start

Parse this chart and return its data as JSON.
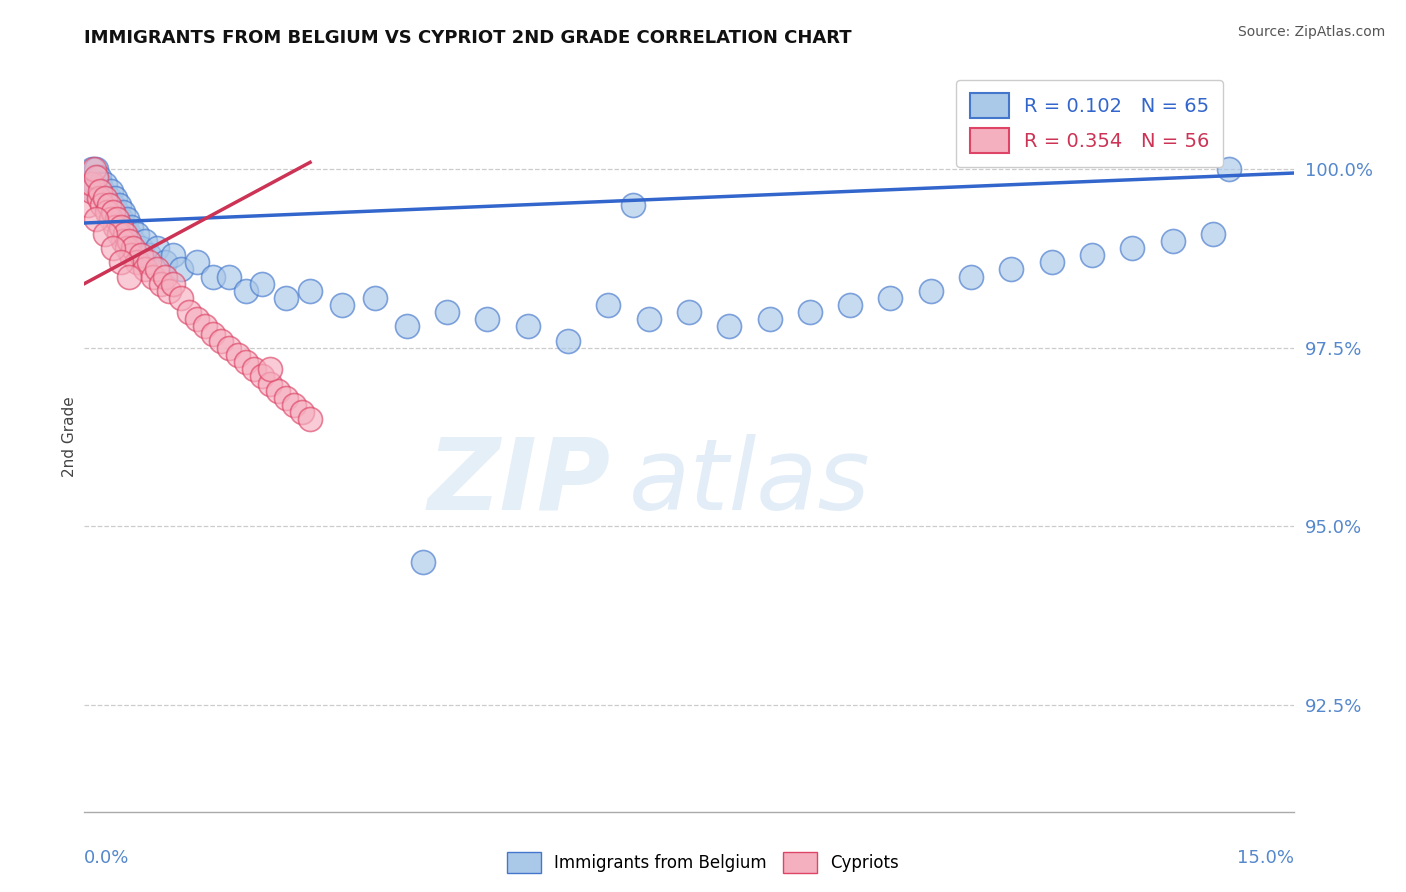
{
  "title": "IMMIGRANTS FROM BELGIUM VS CYPRIOT 2ND GRADE CORRELATION CHART",
  "source": "Source: ZipAtlas.com",
  "ylabel": "2nd Grade",
  "xmin": 0.0,
  "xmax": 15.0,
  "ymin": 91.0,
  "ymax": 101.5,
  "yticks": [
    92.5,
    95.0,
    97.5,
    100.0
  ],
  "ytick_labels": [
    "92.5%",
    "95.0%",
    "97.5%",
    "100.0%"
  ],
  "blue_R": 0.102,
  "blue_N": 65,
  "pink_R": 0.354,
  "pink_N": 56,
  "blue_scatter_color": "#aac8e8",
  "blue_edge_color": "#4477cc",
  "pink_scatter_color": "#f5b0c0",
  "pink_edge_color": "#dd4466",
  "blue_line_color": "#3366cc",
  "pink_line_color": "#cc3355",
  "legend_blue": "Immigrants from Belgium",
  "legend_pink": "Cypriots",
  "grid_color": "#cccccc",
  "tick_color": "#5588cc",
  "title_color": "#111111",
  "blue_trend_x0": 0.0,
  "blue_trend_y0": 99.25,
  "blue_trend_x1": 15.0,
  "blue_trend_y1": 99.95,
  "pink_trend_x0": 0.0,
  "pink_trend_y0": 98.4,
  "pink_trend_x1": 2.8,
  "pink_trend_y1": 100.1,
  "blue_x": [
    0.05,
    0.08,
    0.1,
    0.12,
    0.13,
    0.15,
    0.18,
    0.2,
    0.22,
    0.25,
    0.28,
    0.3,
    0.33,
    0.35,
    0.38,
    0.4,
    0.43,
    0.45,
    0.48,
    0.5,
    0.53,
    0.55,
    0.58,
    0.6,
    0.65,
    0.7,
    0.75,
    0.8,
    0.9,
    1.0,
    1.1,
    1.2,
    1.4,
    1.6,
    1.8,
    2.0,
    2.2,
    2.5,
    2.8,
    3.2,
    3.6,
    4.0,
    4.5,
    5.0,
    5.5,
    6.0,
    6.5,
    7.0,
    7.5,
    8.0,
    8.5,
    9.0,
    9.5,
    10.0,
    10.5,
    11.0,
    11.5,
    12.0,
    12.5,
    13.0,
    13.5,
    14.0,
    14.2,
    6.8,
    4.2
  ],
  "blue_y": [
    99.8,
    99.9,
    100.0,
    99.7,
    99.8,
    100.0,
    99.9,
    99.8,
    99.7,
    99.8,
    99.5,
    99.6,
    99.7,
    99.5,
    99.6,
    99.4,
    99.5,
    99.3,
    99.4,
    99.2,
    99.3,
    99.1,
    99.2,
    99.0,
    99.1,
    98.9,
    99.0,
    98.8,
    98.9,
    98.7,
    98.8,
    98.6,
    98.7,
    98.5,
    98.5,
    98.3,
    98.4,
    98.2,
    98.3,
    98.1,
    98.2,
    97.8,
    98.0,
    97.9,
    97.8,
    97.6,
    98.1,
    97.9,
    98.0,
    97.8,
    97.9,
    98.0,
    98.1,
    98.2,
    98.3,
    98.5,
    98.6,
    98.7,
    98.8,
    98.9,
    99.0,
    99.1,
    100.0,
    99.5,
    94.5
  ],
  "pink_x": [
    0.05,
    0.08,
    0.1,
    0.12,
    0.15,
    0.18,
    0.2,
    0.22,
    0.25,
    0.28,
    0.3,
    0.33,
    0.35,
    0.38,
    0.4,
    0.43,
    0.45,
    0.48,
    0.5,
    0.53,
    0.55,
    0.58,
    0.6,
    0.65,
    0.7,
    0.75,
    0.8,
    0.85,
    0.9,
    0.95,
    1.0,
    1.05,
    1.1,
    1.2,
    1.3,
    1.4,
    1.5,
    1.6,
    1.7,
    1.8,
    1.9,
    2.0,
    2.1,
    2.2,
    2.3,
    2.4,
    2.5,
    2.6,
    2.7,
    2.8,
    0.15,
    0.25,
    0.35,
    0.45,
    0.55,
    2.3
  ],
  "pink_y": [
    99.5,
    99.7,
    99.8,
    100.0,
    99.9,
    99.6,
    99.7,
    99.5,
    99.6,
    99.4,
    99.5,
    99.3,
    99.4,
    99.2,
    99.3,
    99.1,
    99.2,
    99.0,
    99.1,
    98.9,
    99.0,
    98.8,
    98.9,
    98.7,
    98.8,
    98.6,
    98.7,
    98.5,
    98.6,
    98.4,
    98.5,
    98.3,
    98.4,
    98.2,
    98.0,
    97.9,
    97.8,
    97.7,
    97.6,
    97.5,
    97.4,
    97.3,
    97.2,
    97.1,
    97.0,
    96.9,
    96.8,
    96.7,
    96.6,
    96.5,
    99.3,
    99.1,
    98.9,
    98.7,
    98.5,
    97.2
  ]
}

end

Written problem: Apart from the pictures, the entries above are to be repeated in full and exactly.

Full solution:
Parse this chart and return its data as JSON.
{
  "title": "IMMIGRANTS FROM BELGIUM VS CYPRIOT 2ND GRADE CORRELATION CHART",
  "source": "Source: ZipAtlas.com",
  "ylabel": "2nd Grade",
  "xmin": 0.0,
  "xmax": 15.0,
  "ymin": 91.0,
  "ymax": 101.5,
  "yticks": [
    92.5,
    95.0,
    97.5,
    100.0
  ],
  "ytick_labels": [
    "92.5%",
    "95.0%",
    "97.5%",
    "100.0%"
  ],
  "blue_R": 0.102,
  "blue_N": 65,
  "pink_R": 0.354,
  "pink_N": 56,
  "blue_scatter_color": "#aac8e8",
  "blue_edge_color": "#4477cc",
  "pink_scatter_color": "#f5b0c0",
  "pink_edge_color": "#dd4466",
  "blue_line_color": "#3366cc",
  "pink_line_color": "#cc3355",
  "legend_blue": "Immigrants from Belgium",
  "legend_pink": "Cypriots",
  "grid_color": "#cccccc",
  "tick_color": "#5588cc",
  "title_color": "#111111",
  "blue_trend_x0": 0.0,
  "blue_trend_y0": 99.25,
  "blue_trend_x1": 15.0,
  "blue_trend_y1": 99.95,
  "pink_trend_x0": 0.0,
  "pink_trend_y0": 98.4,
  "pink_trend_x1": 2.8,
  "pink_trend_y1": 100.1,
  "blue_x": [
    0.05,
    0.08,
    0.1,
    0.12,
    0.13,
    0.15,
    0.18,
    0.2,
    0.22,
    0.25,
    0.28,
    0.3,
    0.33,
    0.35,
    0.38,
    0.4,
    0.43,
    0.45,
    0.48,
    0.5,
    0.53,
    0.55,
    0.58,
    0.6,
    0.65,
    0.7,
    0.75,
    0.8,
    0.9,
    1.0,
    1.1,
    1.2,
    1.4,
    1.6,
    1.8,
    2.0,
    2.2,
    2.5,
    2.8,
    3.2,
    3.6,
    4.0,
    4.5,
    5.0,
    5.5,
    6.0,
    6.5,
    7.0,
    7.5,
    8.0,
    8.5,
    9.0,
    9.5,
    10.0,
    10.5,
    11.0,
    11.5,
    12.0,
    12.5,
    13.0,
    13.5,
    14.0,
    14.2,
    6.8,
    4.2
  ],
  "blue_y": [
    99.8,
    99.9,
    100.0,
    99.7,
    99.8,
    100.0,
    99.9,
    99.8,
    99.7,
    99.8,
    99.5,
    99.6,
    99.7,
    99.5,
    99.6,
    99.4,
    99.5,
    99.3,
    99.4,
    99.2,
    99.3,
    99.1,
    99.2,
    99.0,
    99.1,
    98.9,
    99.0,
    98.8,
    98.9,
    98.7,
    98.8,
    98.6,
    98.7,
    98.5,
    98.5,
    98.3,
    98.4,
    98.2,
    98.3,
    98.1,
    98.2,
    97.8,
    98.0,
    97.9,
    97.8,
    97.6,
    98.1,
    97.9,
    98.0,
    97.8,
    97.9,
    98.0,
    98.1,
    98.2,
    98.3,
    98.5,
    98.6,
    98.7,
    98.8,
    98.9,
    99.0,
    99.1,
    100.0,
    99.5,
    94.5
  ],
  "pink_x": [
    0.05,
    0.08,
    0.1,
    0.12,
    0.15,
    0.18,
    0.2,
    0.22,
    0.25,
    0.28,
    0.3,
    0.33,
    0.35,
    0.38,
    0.4,
    0.43,
    0.45,
    0.48,
    0.5,
    0.53,
    0.55,
    0.58,
    0.6,
    0.65,
    0.7,
    0.75,
    0.8,
    0.85,
    0.9,
    0.95,
    1.0,
    1.05,
    1.1,
    1.2,
    1.3,
    1.4,
    1.5,
    1.6,
    1.7,
    1.8,
    1.9,
    2.0,
    2.1,
    2.2,
    2.3,
    2.4,
    2.5,
    2.6,
    2.7,
    2.8,
    0.15,
    0.25,
    0.35,
    0.45,
    0.55,
    2.3
  ],
  "pink_y": [
    99.5,
    99.7,
    99.8,
    100.0,
    99.9,
    99.6,
    99.7,
    99.5,
    99.6,
    99.4,
    99.5,
    99.3,
    99.4,
    99.2,
    99.3,
    99.1,
    99.2,
    99.0,
    99.1,
    98.9,
    99.0,
    98.8,
    98.9,
    98.7,
    98.8,
    98.6,
    98.7,
    98.5,
    98.6,
    98.4,
    98.5,
    98.3,
    98.4,
    98.2,
    98.0,
    97.9,
    97.8,
    97.7,
    97.6,
    97.5,
    97.4,
    97.3,
    97.2,
    97.1,
    97.0,
    96.9,
    96.8,
    96.7,
    96.6,
    96.5,
    99.3,
    99.1,
    98.9,
    98.7,
    98.5,
    97.2
  ]
}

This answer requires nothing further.